::: Provided material

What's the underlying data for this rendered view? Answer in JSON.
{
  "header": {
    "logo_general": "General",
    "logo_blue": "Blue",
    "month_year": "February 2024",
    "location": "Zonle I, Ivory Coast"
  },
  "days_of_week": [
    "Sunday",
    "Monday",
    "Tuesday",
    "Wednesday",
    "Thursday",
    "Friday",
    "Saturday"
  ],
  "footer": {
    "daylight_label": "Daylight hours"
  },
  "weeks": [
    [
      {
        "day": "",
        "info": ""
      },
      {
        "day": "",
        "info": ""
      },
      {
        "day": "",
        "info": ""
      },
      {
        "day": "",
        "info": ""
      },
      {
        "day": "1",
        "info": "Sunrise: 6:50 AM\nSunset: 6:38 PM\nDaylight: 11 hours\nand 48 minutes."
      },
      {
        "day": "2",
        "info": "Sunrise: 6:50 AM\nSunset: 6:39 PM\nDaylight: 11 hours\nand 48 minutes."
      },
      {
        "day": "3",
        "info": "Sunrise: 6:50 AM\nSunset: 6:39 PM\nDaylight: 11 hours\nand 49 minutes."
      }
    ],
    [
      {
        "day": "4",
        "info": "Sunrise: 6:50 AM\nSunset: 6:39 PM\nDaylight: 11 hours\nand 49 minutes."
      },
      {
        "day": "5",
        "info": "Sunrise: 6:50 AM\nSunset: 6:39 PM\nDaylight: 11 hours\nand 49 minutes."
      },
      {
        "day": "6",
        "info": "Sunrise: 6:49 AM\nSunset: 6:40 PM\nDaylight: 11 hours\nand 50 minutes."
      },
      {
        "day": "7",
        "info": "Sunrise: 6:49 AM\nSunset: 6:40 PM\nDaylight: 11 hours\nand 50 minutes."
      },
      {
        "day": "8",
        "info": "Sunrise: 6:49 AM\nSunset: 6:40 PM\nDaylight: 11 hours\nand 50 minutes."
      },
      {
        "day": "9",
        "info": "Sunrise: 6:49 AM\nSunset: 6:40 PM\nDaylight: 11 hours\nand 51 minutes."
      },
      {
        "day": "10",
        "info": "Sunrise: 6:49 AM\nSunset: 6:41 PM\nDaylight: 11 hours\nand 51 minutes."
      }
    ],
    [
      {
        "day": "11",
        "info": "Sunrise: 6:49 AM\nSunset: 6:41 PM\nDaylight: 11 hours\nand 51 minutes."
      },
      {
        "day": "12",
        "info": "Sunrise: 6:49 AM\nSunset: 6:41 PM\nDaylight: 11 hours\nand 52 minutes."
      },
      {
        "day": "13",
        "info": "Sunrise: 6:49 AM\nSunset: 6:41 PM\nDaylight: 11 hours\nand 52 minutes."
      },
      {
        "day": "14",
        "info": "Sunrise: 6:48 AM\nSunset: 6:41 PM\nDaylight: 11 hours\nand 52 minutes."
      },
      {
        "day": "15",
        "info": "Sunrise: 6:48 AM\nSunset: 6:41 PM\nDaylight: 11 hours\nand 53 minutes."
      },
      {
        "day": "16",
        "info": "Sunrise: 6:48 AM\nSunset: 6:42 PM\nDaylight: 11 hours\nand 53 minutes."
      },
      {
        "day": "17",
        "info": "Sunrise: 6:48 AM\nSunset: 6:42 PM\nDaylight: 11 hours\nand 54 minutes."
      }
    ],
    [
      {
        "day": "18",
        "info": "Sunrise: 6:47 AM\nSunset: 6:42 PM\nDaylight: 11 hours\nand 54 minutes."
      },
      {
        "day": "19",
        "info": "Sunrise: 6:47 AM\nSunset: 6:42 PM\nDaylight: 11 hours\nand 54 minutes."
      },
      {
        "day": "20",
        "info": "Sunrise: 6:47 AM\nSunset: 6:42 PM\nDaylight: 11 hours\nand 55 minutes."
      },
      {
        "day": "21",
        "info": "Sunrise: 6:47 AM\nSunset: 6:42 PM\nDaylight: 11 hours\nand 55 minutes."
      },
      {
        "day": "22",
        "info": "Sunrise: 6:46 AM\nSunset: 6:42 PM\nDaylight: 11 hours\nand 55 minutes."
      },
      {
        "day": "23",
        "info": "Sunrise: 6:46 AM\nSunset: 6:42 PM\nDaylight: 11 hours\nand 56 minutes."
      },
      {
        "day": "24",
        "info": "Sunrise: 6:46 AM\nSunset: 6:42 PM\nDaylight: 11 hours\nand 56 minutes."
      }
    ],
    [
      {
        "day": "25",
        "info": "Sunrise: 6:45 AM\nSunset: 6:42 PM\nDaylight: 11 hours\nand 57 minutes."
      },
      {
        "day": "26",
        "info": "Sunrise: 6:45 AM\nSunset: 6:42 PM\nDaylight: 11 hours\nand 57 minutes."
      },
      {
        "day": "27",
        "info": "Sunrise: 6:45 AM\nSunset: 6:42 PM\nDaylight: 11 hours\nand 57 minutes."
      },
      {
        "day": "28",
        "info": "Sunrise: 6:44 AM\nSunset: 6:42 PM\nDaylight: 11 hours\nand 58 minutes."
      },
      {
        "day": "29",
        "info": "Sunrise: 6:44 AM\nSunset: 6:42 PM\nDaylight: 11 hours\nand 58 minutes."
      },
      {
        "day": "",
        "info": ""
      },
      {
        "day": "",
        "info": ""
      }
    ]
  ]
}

::::::

=== Required work ===
Reproduce the data, keeping every line exactly the same.

=== Solution to the exercise ===
What's the underlying data for this rendered view? Answer in JSON.
{
  "header": {
    "logo_general": "General",
    "logo_blue": "Blue",
    "month_year": "February 2024",
    "location": "Zonle I, Ivory Coast"
  },
  "days_of_week": [
    "Sunday",
    "Monday",
    "Tuesday",
    "Wednesday",
    "Thursday",
    "Friday",
    "Saturday"
  ],
  "footer": {
    "daylight_label": "Daylight hours"
  },
  "weeks": [
    [
      {
        "day": "",
        "info": ""
      },
      {
        "day": "",
        "info": ""
      },
      {
        "day": "",
        "info": ""
      },
      {
        "day": "",
        "info": ""
      },
      {
        "day": "1",
        "info": "Sunrise: 6:50 AM\nSunset: 6:38 PM\nDaylight: 11 hours\nand 48 minutes."
      },
      {
        "day": "2",
        "info": "Sunrise: 6:50 AM\nSunset: 6:39 PM\nDaylight: 11 hours\nand 48 minutes."
      },
      {
        "day": "3",
        "info": "Sunrise: 6:50 AM\nSunset: 6:39 PM\nDaylight: 11 hours\nand 49 minutes."
      }
    ],
    [
      {
        "day": "4",
        "info": "Sunrise: 6:50 AM\nSunset: 6:39 PM\nDaylight: 11 hours\nand 49 minutes."
      },
      {
        "day": "5",
        "info": "Sunrise: 6:50 AM\nSunset: 6:39 PM\nDaylight: 11 hours\nand 49 minutes."
      },
      {
        "day": "6",
        "info": "Sunrise: 6:49 AM\nSunset: 6:40 PM\nDaylight: 11 hours\nand 50 minutes."
      },
      {
        "day": "7",
        "info": "Sunrise: 6:49 AM\nSunset: 6:40 PM\nDaylight: 11 hours\nand 50 minutes."
      },
      {
        "day": "8",
        "info": "Sunrise: 6:49 AM\nSunset: 6:40 PM\nDaylight: 11 hours\nand 50 minutes."
      },
      {
        "day": "9",
        "info": "Sunrise: 6:49 AM\nSunset: 6:40 PM\nDaylight: 11 hours\nand 51 minutes."
      },
      {
        "day": "10",
        "info": "Sunrise: 6:49 AM\nSunset: 6:41 PM\nDaylight: 11 hours\nand 51 minutes."
      }
    ],
    [
      {
        "day": "11",
        "info": "Sunrise: 6:49 AM\nSunset: 6:41 PM\nDaylight: 11 hours\nand 51 minutes."
      },
      {
        "day": "12",
        "info": "Sunrise: 6:49 AM\nSunset: 6:41 PM\nDaylight: 11 hours\nand 52 minutes."
      },
      {
        "day": "13",
        "info": "Sunrise: 6:49 AM\nSunset: 6:41 PM\nDaylight: 11 hours\nand 52 minutes."
      },
      {
        "day": "14",
        "info": "Sunrise: 6:48 AM\nSunset: 6:41 PM\nDaylight: 11 hours\nand 52 minutes."
      },
      {
        "day": "15",
        "info": "Sunrise: 6:48 AM\nSunset: 6:41 PM\nDaylight: 11 hours\nand 53 minutes."
      },
      {
        "day": "16",
        "info": "Sunrise: 6:48 AM\nSunset: 6:42 PM\nDaylight: 11 hours\nand 53 minutes."
      },
      {
        "day": "17",
        "info": "Sunrise: 6:48 AM\nSunset: 6:42 PM\nDaylight: 11 hours\nand 54 minutes."
      }
    ],
    [
      {
        "day": "18",
        "info": "Sunrise: 6:47 AM\nSunset: 6:42 PM\nDaylight: 11 hours\nand 54 minutes."
      },
      {
        "day": "19",
        "info": "Sunrise: 6:47 AM\nSunset: 6:42 PM\nDaylight: 11 hours\nand 54 minutes."
      },
      {
        "day": "20",
        "info": "Sunrise: 6:47 AM\nSunset: 6:42 PM\nDaylight: 11 hours\nand 55 minutes."
      },
      {
        "day": "21",
        "info": "Sunrise: 6:47 AM\nSunset: 6:42 PM\nDaylight: 11 hours\nand 55 minutes."
      },
      {
        "day": "22",
        "info": "Sunrise: 6:46 AM\nSunset: 6:42 PM\nDaylight: 11 hours\nand 55 minutes."
      },
      {
        "day": "23",
        "info": "Sunrise: 6:46 AM\nSunset: 6:42 PM\nDaylight: 11 hours\nand 56 minutes."
      },
      {
        "day": "24",
        "info": "Sunrise: 6:46 AM\nSunset: 6:42 PM\nDaylight: 11 hours\nand 56 minutes."
      }
    ],
    [
      {
        "day": "25",
        "info": "Sunrise: 6:45 AM\nSunset: 6:42 PM\nDaylight: 11 hours\nand 57 minutes."
      },
      {
        "day": "26",
        "info": "Sunrise: 6:45 AM\nSunset: 6:42 PM\nDaylight: 11 hours\nand 57 minutes."
      },
      {
        "day": "27",
        "info": "Sunrise: 6:45 AM\nSunset: 6:42 PM\nDaylight: 11 hours\nand 57 minutes."
      },
      {
        "day": "28",
        "info": "Sunrise: 6:44 AM\nSunset: 6:42 PM\nDaylight: 11 hours\nand 58 minutes."
      },
      {
        "day": "29",
        "info": "Sunrise: 6:44 AM\nSunset: 6:42 PM\nDaylight: 11 hours\nand 58 minutes."
      },
      {
        "day": "",
        "info": ""
      },
      {
        "day": "",
        "info": ""
      }
    ]
  ]
}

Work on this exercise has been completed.